**Directions for this task:** Examine the material below. Gather every line in which the string "Ctrl" appears.

**Data extract:**
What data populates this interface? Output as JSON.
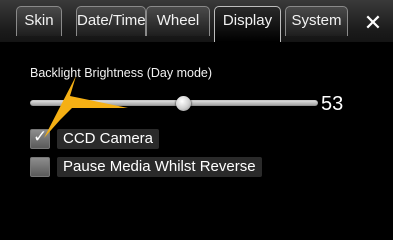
{
  "tabs": [
    {
      "label": "Skin"
    },
    {
      "label": "Date/Time"
    },
    {
      "label": "Wheel"
    },
    {
      "label": "Display",
      "active": true
    },
    {
      "label": "System"
    }
  ],
  "close": {
    "glyph": "✕"
  },
  "display": {
    "backlight": {
      "label": "Backlight Brightness (Day mode)",
      "value": "53",
      "max": 100,
      "level": 53
    },
    "options": [
      {
        "label": "CCD Camera",
        "checked": true
      },
      {
        "label": "Pause Media Whilst Reverse",
        "checked": false
      }
    ]
  },
  "annotation": {
    "arrow_color": "#f5b014",
    "icon": "pointer-arrow-icon"
  }
}
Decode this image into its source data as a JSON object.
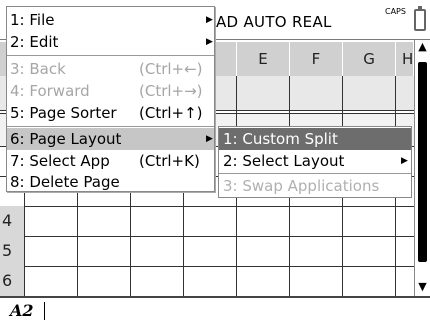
{
  "statusbar": {
    "mode_text": "AD  AUTO  REAL",
    "caps_label": "CAPS",
    "battery_icon": "battery-icon"
  },
  "sheet": {
    "columns": [
      "E",
      "F",
      "G",
      "H"
    ],
    "rows": [
      "4",
      "5",
      "6"
    ]
  },
  "entry": {
    "cell_ref": "A2"
  },
  "menu": {
    "items": [
      {
        "label": "1: File",
        "shortcut": "",
        "submenu": true,
        "disabled": false
      },
      {
        "label": "2: Edit",
        "shortcut": "",
        "submenu": true,
        "disabled": false
      },
      {
        "label": "3: Back",
        "shortcut": "(Ctrl+←)",
        "submenu": false,
        "disabled": true
      },
      {
        "label": "4: Forward",
        "shortcut": "(Ctrl+→)",
        "submenu": false,
        "disabled": true
      },
      {
        "label": "5: Page Sorter",
        "shortcut": "(Ctrl+↑)",
        "submenu": false,
        "disabled": false
      },
      {
        "label": "6: Page Layout",
        "shortcut": "",
        "submenu": true,
        "disabled": false,
        "selected": true
      },
      {
        "label": "7: Select App",
        "shortcut": "(Ctrl+K)",
        "submenu": false,
        "disabled": false
      },
      {
        "label": "8: Delete Page",
        "shortcut": "",
        "submenu": false,
        "disabled": false
      }
    ]
  },
  "submenu": {
    "items": [
      {
        "label": "1: Custom Split",
        "highlight": true,
        "submenu": false,
        "disabled": false
      },
      {
        "label": "2: Select Layout",
        "highlight": false,
        "submenu": true,
        "disabled": false
      },
      {
        "label": "3: Swap Applications",
        "highlight": false,
        "submenu": false,
        "disabled": true
      }
    ]
  }
}
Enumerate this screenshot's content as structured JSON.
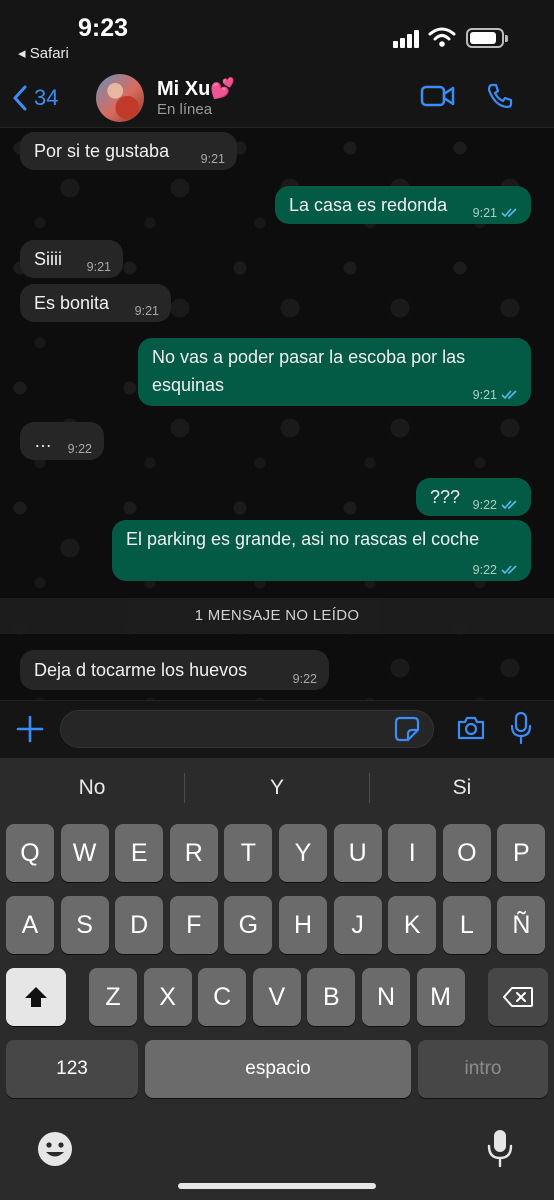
{
  "status_bar": {
    "time": "9:23",
    "back_app": "◂ Safari",
    "battery_percent": 85
  },
  "header": {
    "back_count": "34",
    "contact_name": "Mi Xu💕",
    "contact_status": "En línea"
  },
  "messages": [
    {
      "text": "Por si te gustaba",
      "time": "9:21",
      "dir": "in"
    },
    {
      "text": "La casa es redonda",
      "time": "9:21",
      "dir": "out"
    },
    {
      "text": "Siiii",
      "time": "9:21",
      "dir": "in"
    },
    {
      "text": "Es bonita",
      "time": "9:21",
      "dir": "in"
    },
    {
      "text": "No vas a poder pasar la escoba por las esquinas",
      "time": "9:21",
      "dir": "out"
    },
    {
      "text": "…",
      "time": "9:22",
      "dir": "in"
    },
    {
      "text": "???",
      "time": "9:22",
      "dir": "out"
    },
    {
      "text": "El parking es grande, asi no rascas el coche",
      "time": "9:22",
      "dir": "out"
    },
    {
      "text": "Deja d tocarme los huevos",
      "time": "9:22",
      "dir": "in"
    }
  ],
  "unread_banner": "1 MENSAJE NO LEÍDO",
  "input": {
    "value": "",
    "placeholder": ""
  },
  "keyboard": {
    "suggestions": [
      "No",
      "Y",
      "Si"
    ],
    "row1": [
      "Q",
      "W",
      "E",
      "R",
      "T",
      "Y",
      "U",
      "I",
      "O",
      "P"
    ],
    "row2": [
      "A",
      "S",
      "D",
      "F",
      "G",
      "H",
      "J",
      "K",
      "L",
      "Ñ"
    ],
    "row3": [
      "Z",
      "X",
      "C",
      "V",
      "B",
      "N",
      "M"
    ],
    "numbers_label": "123",
    "space_label": "espacio",
    "return_label": "intro"
  },
  "colors": {
    "accent": "#3a8df5",
    "outgoing_bubble": "#035a45",
    "incoming_bubble": "#262626"
  }
}
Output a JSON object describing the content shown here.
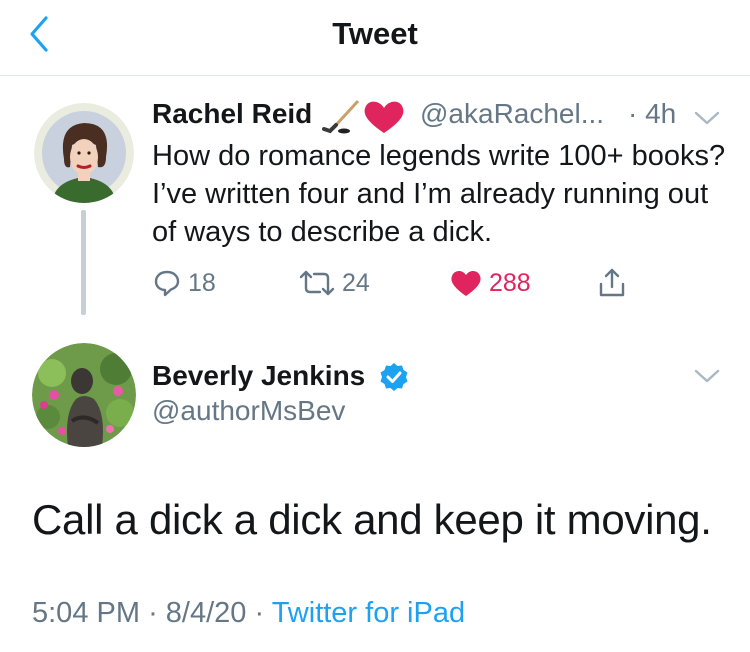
{
  "header": {
    "title": "Tweet"
  },
  "colors": {
    "accent": "#1da1f2",
    "muted": "#657786",
    "like": "#e0245e",
    "text": "#14171a",
    "divider": "#e1e8ed"
  },
  "parent_tweet": {
    "name": "Rachel Reid",
    "emojis": [
      "hockey-stick-emoji",
      "red-heart-emoji"
    ],
    "handle": "@akaRachel...",
    "time": "· 4h",
    "text": "How do romance legends write 100+ books? I’ve written four and I’m already running out of ways to describe a dick.",
    "replies": "18",
    "retweets": "24",
    "likes": "288",
    "liked": true
  },
  "main_tweet": {
    "name": "Beverly Jenkins",
    "verified": true,
    "handle": "@authorMsBev",
    "text": "Call a dick a dick and keep it moving.",
    "time": "5:04 PM",
    "date": "8/4/20",
    "source": "Twitter for iPad"
  }
}
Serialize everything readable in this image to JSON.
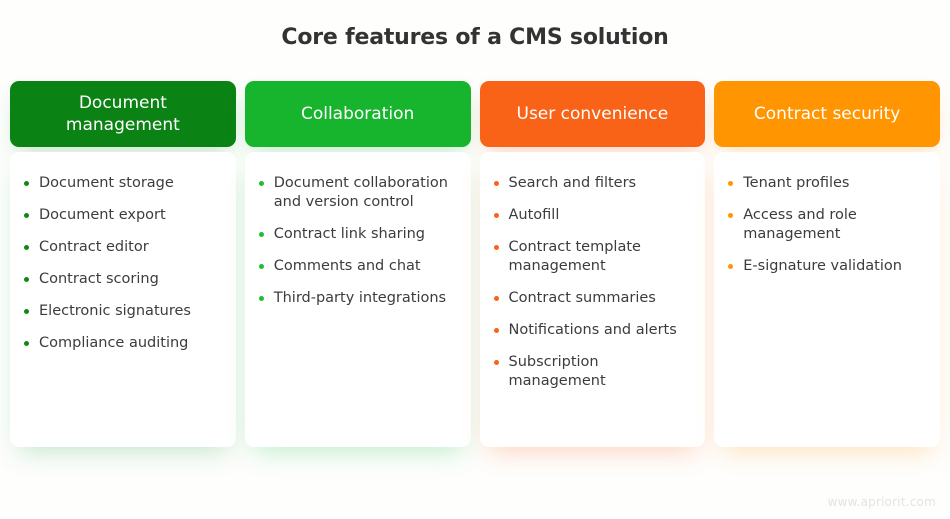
{
  "page": {
    "title": "Core features of a CMS solution",
    "watermark": "www.apriorit.com",
    "background_color": "#fefefd",
    "title_color": "#333333",
    "item_text_color": "#3c3c3c",
    "watermark_color": "#e3e3e0"
  },
  "columns": [
    {
      "header": "Document management",
      "header_color": "#0a8214",
      "bullet_color": "#0f8a1a",
      "shadow_color": "rgba(60, 170, 80, 0.30)",
      "items": [
        "Document storage",
        "Document export",
        "Contract editor",
        "Contract scoring",
        "Electronic signatures",
        "Compliance auditing"
      ]
    },
    {
      "header": "Collaboration",
      "header_color": "#17b52e",
      "bullet_color": "#1fbd33",
      "shadow_color": "rgba(60, 200, 90, 0.32)",
      "items": [
        "Document collaboration and version control",
        "Contract link sharing",
        "Comments and chat",
        "Third-party integrations"
      ]
    },
    {
      "header": "User convenience",
      "header_color": "#f96317",
      "bullet_color": "#f96317",
      "shadow_color": "rgba(249, 110, 50, 0.30)",
      "items": [
        "Search and filters",
        "Autofill",
        "Contract template management",
        "Contract summaries",
        "Notifications and alerts",
        "Subscription management"
      ]
    },
    {
      "header": "Contract security",
      "header_color": "#ff9500",
      "bullet_color": "#ff9500",
      "shadow_color": "rgba(255, 160, 30, 0.30)",
      "items": [
        "Tenant profiles",
        "Access and role management",
        "E-signature validation"
      ]
    }
  ]
}
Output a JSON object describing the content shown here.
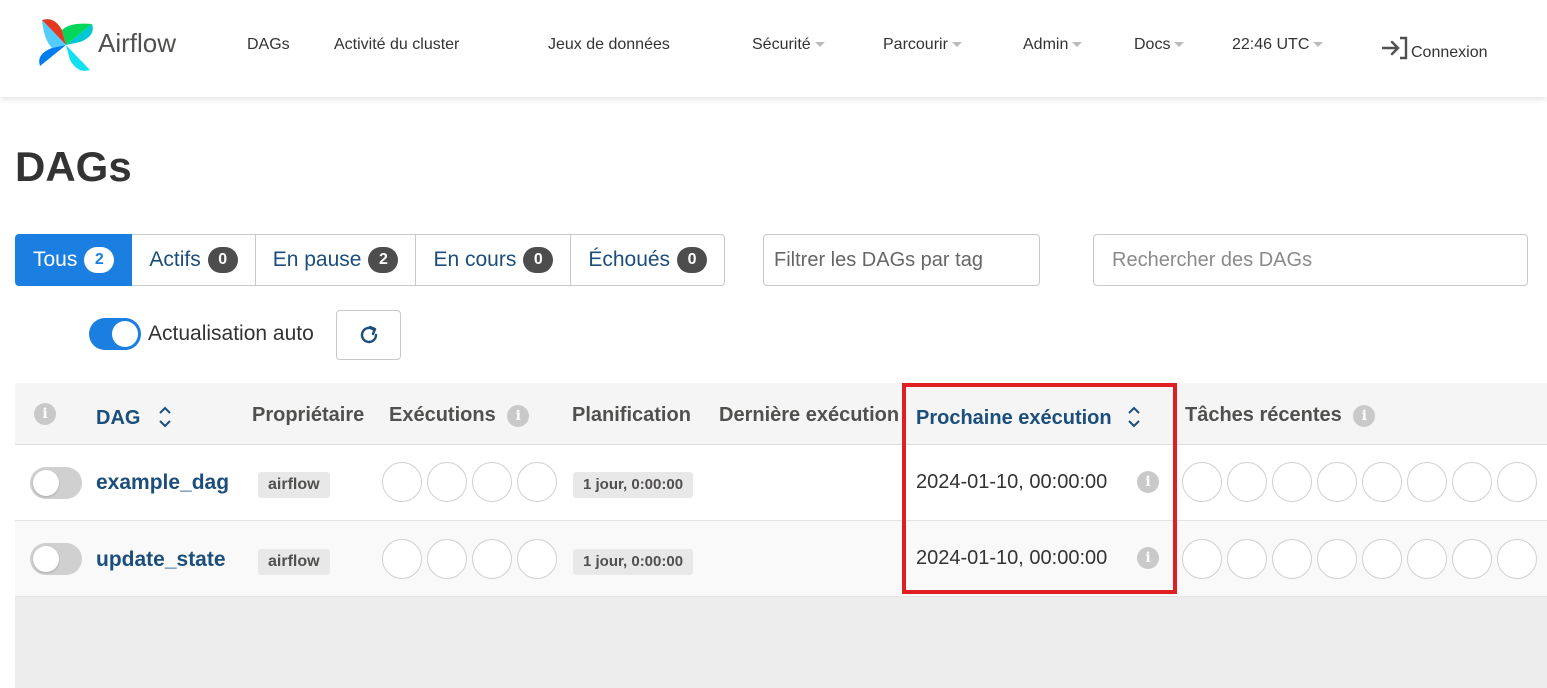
{
  "navbar": {
    "brand": "Airflow",
    "items": [
      {
        "label": "DAGs",
        "dropdown": false
      },
      {
        "label": "Activité du cluster",
        "dropdown": false
      },
      {
        "label": "Jeux de données",
        "dropdown": false
      },
      {
        "label": "Sécurité",
        "dropdown": true
      },
      {
        "label": "Parcourir",
        "dropdown": true
      },
      {
        "label": "Admin",
        "dropdown": true
      },
      {
        "label": "Docs",
        "dropdown": true
      },
      {
        "label": "22:46 UTC",
        "dropdown": true
      }
    ],
    "login": "Connexion"
  },
  "page": {
    "title": "DAGs"
  },
  "status_filters": [
    {
      "label": "Tous",
      "count": "2",
      "active": true
    },
    {
      "label": "Actifs",
      "count": "0",
      "active": false
    },
    {
      "label": "En pause",
      "count": "2",
      "active": false
    },
    {
      "label": "En cours",
      "count": "0",
      "active": false
    },
    {
      "label": "Échoués",
      "count": "0",
      "active": false
    }
  ],
  "filters": {
    "tag_placeholder": "Filtrer les DAGs par tag",
    "search_placeholder": "Rechercher des DAGs"
  },
  "auto_refresh": {
    "label": "Actualisation auto",
    "enabled": true
  },
  "table": {
    "headers": {
      "info": "i",
      "dag": "DAG",
      "owner": "Propriétaire",
      "runs": "Exécutions",
      "schedule": "Planification",
      "last_run": "Dernière exécution",
      "next_run": "Prochaine exécution",
      "recent_tasks": "Tâches récentes"
    },
    "rows": [
      {
        "dag_id": "example_dag",
        "owner": "airflow",
        "schedule": "1 jour, 0:00:00",
        "next_run": "2024-01-10, 00:00:00",
        "paused": true
      },
      {
        "dag_id": "update_state",
        "owner": "airflow",
        "schedule": "1 jour, 0:00:00",
        "next_run": "2024-01-10, 00:00:00",
        "paused": true
      }
    ]
  },
  "colors": {
    "accent": "#1a7fe0",
    "link": "#1b4e7a",
    "highlight": "#e02020"
  }
}
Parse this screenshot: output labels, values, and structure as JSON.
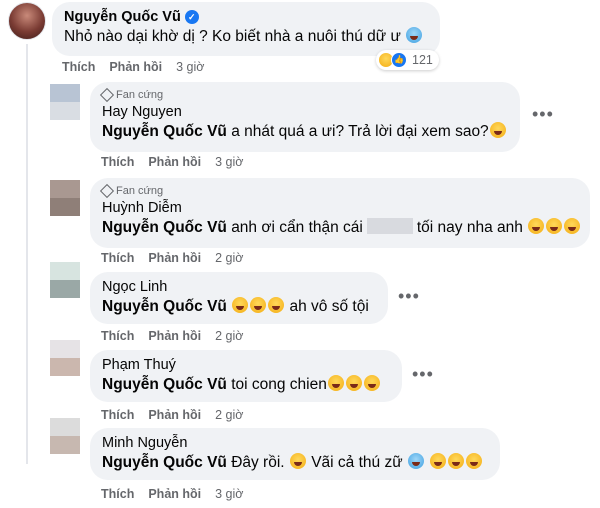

**Solution:**
        "shortcut": "(Ctrl+←)",
        "shortcut": "(Ctrl+→)",
        "shortcut": "(Ctrl+↑)",
        "shortcut": "(Ctrl+K)",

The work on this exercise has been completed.